● What you have to do
Report only how many lines hold the word "ffffff".

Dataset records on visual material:
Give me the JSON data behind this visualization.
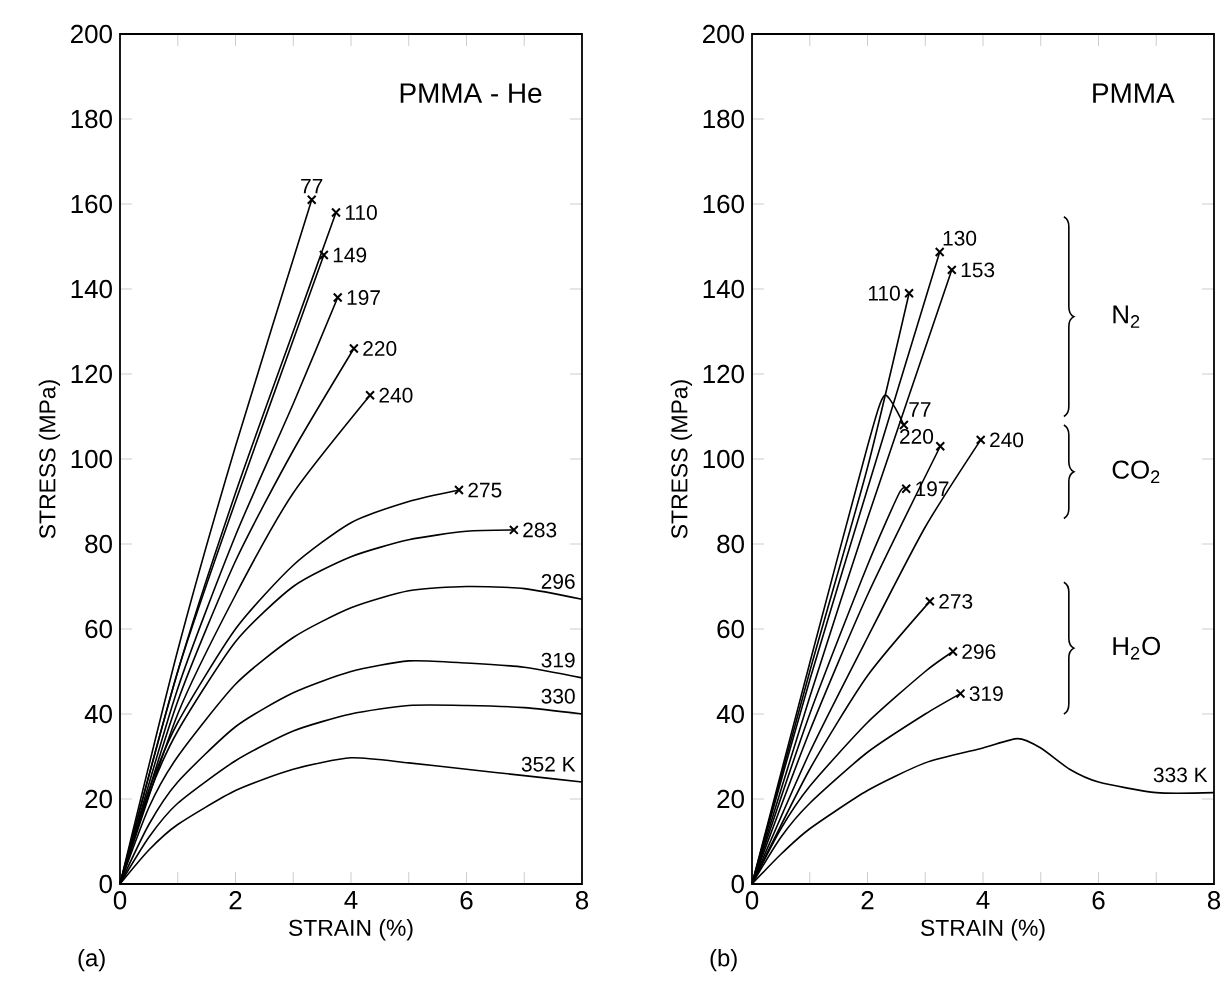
{
  "chart_data": [
    {
      "type": "line",
      "title": "PMMA - He",
      "xlabel": "STRAIN (%)",
      "ylabel": "STRESS (MPa)",
      "xlim": [
        0,
        8
      ],
      "ylim": [
        0,
        200
      ],
      "xticks": [
        0,
        {
          "value": 1,
          "label": null
        },
        2,
        {
          "value": 3,
          "label": null
        },
        4,
        {
          "value": 5,
          "label": null
        },
        6,
        {
          "value": 7,
          "label": null
        },
        8
      ],
      "yticks": [
        0,
        20,
        40,
        60,
        80,
        100,
        120,
        140,
        160,
        180,
        200
      ],
      "annotations": [
        "(a)"
      ],
      "series": [
        {
          "name": "77",
          "color": "#000000",
          "x": [
            0,
            1,
            2,
            3.32
          ],
          "values": [
            0,
            55,
            103,
            161
          ]
        },
        {
          "name": "110",
          "color": "#000000",
          "x": [
            0,
            1,
            2,
            3,
            3.74
          ],
          "values": [
            0,
            50,
            92,
            130,
            158
          ]
        },
        {
          "name": "149",
          "color": "#000000",
          "x": [
            0,
            1,
            2,
            3,
            3.53
          ],
          "values": [
            0,
            50,
            90,
            128,
            148
          ]
        },
        {
          "name": "197",
          "color": "#000000",
          "x": [
            0,
            1,
            2,
            3,
            3.77
          ],
          "values": [
            0,
            46,
            82,
            113,
            138
          ]
        },
        {
          "name": "220",
          "color": "#000000",
          "x": [
            0,
            1,
            2,
            3,
            4.05
          ],
          "values": [
            0,
            43,
            76,
            102,
            126
          ]
        },
        {
          "name": "240",
          "color": "#000000",
          "x": [
            0,
            1,
            2,
            3,
            4.33
          ],
          "values": [
            0,
            40,
            68,
            92,
            115
          ]
        },
        {
          "name": "275",
          "color": "#000000",
          "x": [
            0,
            0.5,
            1,
            2,
            3,
            4,
            5,
            5.87
          ],
          "values": [
            0,
            22,
            38,
            60,
            75,
            85,
            90,
            92.7
          ]
        },
        {
          "name": "283",
          "color": "#000000",
          "x": [
            0,
            0.5,
            1,
            2,
            3,
            4,
            5,
            6,
            6.82
          ],
          "values": [
            0,
            21,
            36,
            57,
            70,
            77,
            81,
            83,
            83.3
          ]
        },
        {
          "name": "296",
          "color": "#000000",
          "x": [
            0,
            0.5,
            1,
            2,
            3,
            4,
            5,
            6,
            7,
            8
          ],
          "values": [
            0,
            18,
            30,
            47,
            58,
            65,
            69,
            70,
            69.5,
            67
          ]
        },
        {
          "name": "319",
          "color": "#000000",
          "x": [
            0,
            0.5,
            1,
            2,
            3,
            4,
            5,
            6,
            7,
            8
          ],
          "values": [
            0,
            14,
            24,
            37,
            45,
            50,
            52.5,
            52,
            51,
            48.5
          ]
        },
        {
          "name": "330",
          "color": "#000000",
          "x": [
            0,
            0.5,
            1,
            2,
            3,
            4,
            5,
            6,
            7,
            8
          ],
          "values": [
            0,
            11,
            19,
            29,
            36,
            40,
            42,
            42,
            41.5,
            40
          ]
        },
        {
          "name": "352 K",
          "color": "#000000",
          "x": [
            0,
            0.5,
            1,
            2,
            3,
            4,
            5,
            6,
            7,
            8
          ],
          "values": [
            0,
            8,
            14,
            22,
            27,
            29.7,
            28.5,
            27,
            25.5,
            24
          ]
        },
        {
          "type": "scatter",
          "color": "#000000",
          "marker": "cross",
          "x": [
            3.32,
            3.74,
            3.53,
            3.77,
            4.05,
            4.33,
            5.87,
            6.82
          ],
          "values": [
            161,
            158,
            148,
            138,
            126,
            115,
            92.7,
            83.3
          ]
        }
      ]
    },
    {
      "type": "line",
      "title": "PMMA",
      "xlabel": "STRAIN (%)",
      "ylabel": "STRESS (MPa)",
      "xlim": [
        0,
        8
      ],
      "ylim": [
        0,
        200
      ],
      "xticks": [
        0,
        {
          "value": 1,
          "label": null
        },
        2,
        {
          "value": 3,
          "label": null
        },
        4,
        {
          "value": 5,
          "label": null
        },
        6,
        {
          "value": 7,
          "label": null
        },
        8
      ],
      "yticks": [
        0,
        20,
        40,
        60,
        80,
        100,
        120,
        140,
        160,
        180,
        200
      ],
      "annotations": [
        "(b)",
        "N$_{2}$",
        "CO$_{2}$",
        "H$_{2}$O"
      ],
      "series": [
        {
          "name": "110",
          "color": "#000000",
          "x": [
            0,
            1,
            2,
            2.72
          ],
          "values": [
            0,
            50,
            98,
            139
          ]
        },
        {
          "name": "130",
          "color": "#000000",
          "x": [
            0,
            1,
            2,
            3.25
          ],
          "values": [
            0,
            48,
            93,
            148.7
          ]
        },
        {
          "name": "153",
          "color": "#000000",
          "x": [
            0,
            1,
            2,
            3.46
          ],
          "values": [
            0,
            44,
            86,
            144.5
          ]
        },
        {
          "name": "77",
          "color": "#000000",
          "x": [
            0,
            1,
            2,
            2.3,
            2.63
          ],
          "values": [
            0,
            52,
            103,
            115,
            108
          ]
        },
        {
          "name": "220",
          "color": "#000000",
          "x": [
            0,
            1,
            2,
            3.26
          ],
          "values": [
            0,
            36,
            68,
            103
          ]
        },
        {
          "name": "240",
          "color": "#000000",
          "x": [
            0,
            1,
            2,
            3,
            3.96
          ],
          "values": [
            0,
            31,
            58,
            84,
            104.5
          ]
        },
        {
          "name": "197",
          "color": "#000000",
          "x": [
            0,
            1,
            2,
            2.55,
            2.67
          ],
          "values": [
            0,
            40,
            75,
            92,
            93
          ]
        },
        {
          "name": "273",
          "color": "#000000",
          "x": [
            0,
            1,
            2,
            3.08
          ],
          "values": [
            0,
            27,
            49,
            66.5
          ]
        },
        {
          "name": "296",
          "color": "#000000",
          "x": [
            0,
            0.5,
            1,
            2,
            3,
            3.48
          ],
          "values": [
            0,
            13,
            23,
            38,
            50,
            54.7
          ]
        },
        {
          "name": "319",
          "color": "#000000",
          "x": [
            0,
            0.5,
            1,
            2,
            3,
            3.61
          ],
          "values": [
            0,
            11,
            19,
            31,
            40,
            44.8
          ]
        },
        {
          "name": "333 K",
          "color": "#000000",
          "x": [
            0,
            0.5,
            1,
            2,
            3,
            4,
            4.6,
            5,
            5.5,
            6,
            7,
            8
          ],
          "values": [
            0,
            7,
            13,
            22,
            28.5,
            32,
            34.2,
            32,
            27,
            24,
            21.5,
            21.5
          ]
        },
        {
          "type": "scatter",
          "color": "#000000",
          "marker": "cross",
          "x": [
            2.72,
            3.25,
            3.46,
            2.63,
            3.26,
            3.96,
            2.67,
            3.08,
            3.48,
            3.61
          ],
          "values": [
            139,
            148.7,
            144.5,
            108,
            103,
            104.5,
            93,
            66.5,
            54.7,
            44.8
          ]
        }
      ]
    }
  ]
}
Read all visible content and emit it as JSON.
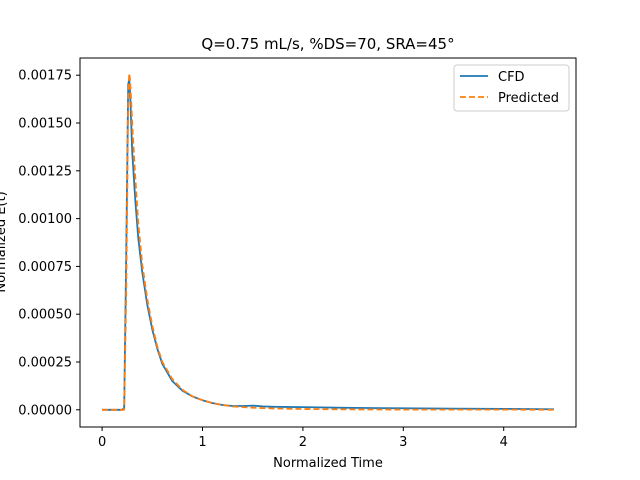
{
  "chart_data": {
    "type": "line",
    "title": "Q=0.75 mL/s, %DS=70, SRA=45°",
    "xlabel": "Normalized Time",
    "ylabel": "Normalized E(t)",
    "xlim": [
      -0.22,
      4.72
    ],
    "ylim": [
      -9e-05,
      0.00184
    ],
    "xticks": [
      0,
      1,
      2,
      3,
      4
    ],
    "xtick_labels": [
      "0",
      "1",
      "2",
      "3",
      "4"
    ],
    "yticks": [
      0,
      0.00025,
      0.0005,
      0.00075,
      0.001,
      0.00125,
      0.0015,
      0.00175
    ],
    "ytick_labels": [
      "0.00000",
      "0.00025",
      "0.00050",
      "0.00075",
      "0.00100",
      "0.00125",
      "0.00150",
      "0.00175"
    ],
    "grid": false,
    "legend": "top-right",
    "series": [
      {
        "name": "CFD",
        "color": "#1f77b4",
        "dash": "solid",
        "x": [
          0,
          0.2,
          0.22,
          0.24,
          0.26,
          0.27,
          0.28,
          0.3,
          0.33,
          0.36,
          0.4,
          0.45,
          0.5,
          0.55,
          0.6,
          0.7,
          0.8,
          0.9,
          1.0,
          1.1,
          1.2,
          1.3,
          1.4,
          1.5,
          1.6,
          1.7,
          1.8,
          2.0,
          2.5,
          3.0,
          3.5,
          4.0,
          4.5
        ],
        "y": [
          0,
          0,
          1e-05,
          0.0008,
          0.0017,
          0.00173,
          0.00165,
          0.00135,
          0.0011,
          0.0009,
          0.00072,
          0.00055,
          0.00042,
          0.00032,
          0.00024,
          0.00015,
          0.0001,
          7e-05,
          5e-05,
          3.5e-05,
          2.5e-05,
          2e-05,
          2e-05,
          2.2e-05,
          1.8e-05,
          1.6e-05,
          1.5e-05,
          1.4e-05,
          1e-05,
          8e-06,
          6e-06,
          5e-06,
          3e-06
        ]
      },
      {
        "name": "Predicted",
        "color": "#ff7f0e",
        "dash": "dashed",
        "x": [
          0,
          0.22,
          0.24,
          0.26,
          0.27,
          0.28,
          0.3,
          0.33,
          0.36,
          0.4,
          0.45,
          0.5,
          0.55,
          0.6,
          0.7,
          0.8,
          0.9,
          1.0,
          1.1,
          1.2,
          1.3,
          1.4,
          1.5,
          1.6,
          1.7,
          1.8,
          2.0,
          2.5,
          3.0,
          3.5,
          4.0,
          4.5
        ],
        "y": [
          0,
          0,
          0.0006,
          0.0016,
          0.00176,
          0.00172,
          0.0015,
          0.00122,
          0.00098,
          0.00076,
          0.00058,
          0.00044,
          0.00033,
          0.00025,
          0.00016,
          0.000105,
          7e-05,
          5e-05,
          3.5e-05,
          2.5e-05,
          1.8e-05,
          1.4e-05,
          1.1e-05,
          9e-06,
          7e-06,
          6e-06,
          4e-06,
          2e-06,
          1e-06,
          1e-06,
          1e-06,
          0
        ]
      }
    ]
  }
}
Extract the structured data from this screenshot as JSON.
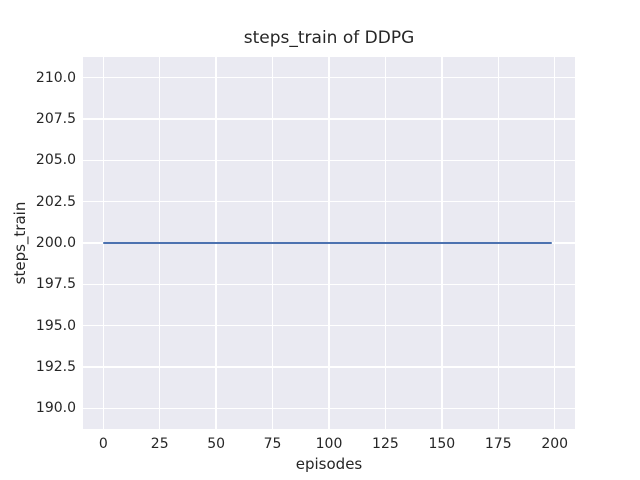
{
  "chart_data": {
    "type": "line",
    "title": "steps_train of DDPG",
    "xlabel": "episodes",
    "ylabel": "steps_train",
    "x_ticks": [
      0,
      25,
      50,
      75,
      100,
      125,
      150,
      175,
      200
    ],
    "y_ticks": [
      190.0,
      192.5,
      195.0,
      197.5,
      200.0,
      202.5,
      205.0,
      207.5,
      210.0
    ],
    "y_tick_decimals": 1,
    "x_tick_decimals": 0,
    "xlim": [
      -9,
      209
    ],
    "ylim": [
      188.75,
      211.25
    ],
    "grid": true,
    "legend_visible": false,
    "series": [
      {
        "name": "steps_train",
        "color": "#4c72b0",
        "x": [
          0,
          199
        ],
        "y": [
          200,
          200
        ],
        "note": "constant value 200 for every episode from 0 to 199"
      }
    ]
  },
  "colors": {
    "figure_background": "#ffffff",
    "axes_background": "#eaeaf2",
    "gridline": "#ffffff",
    "text": "#262626",
    "line": "#4c72b0"
  }
}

● Answer to the task
2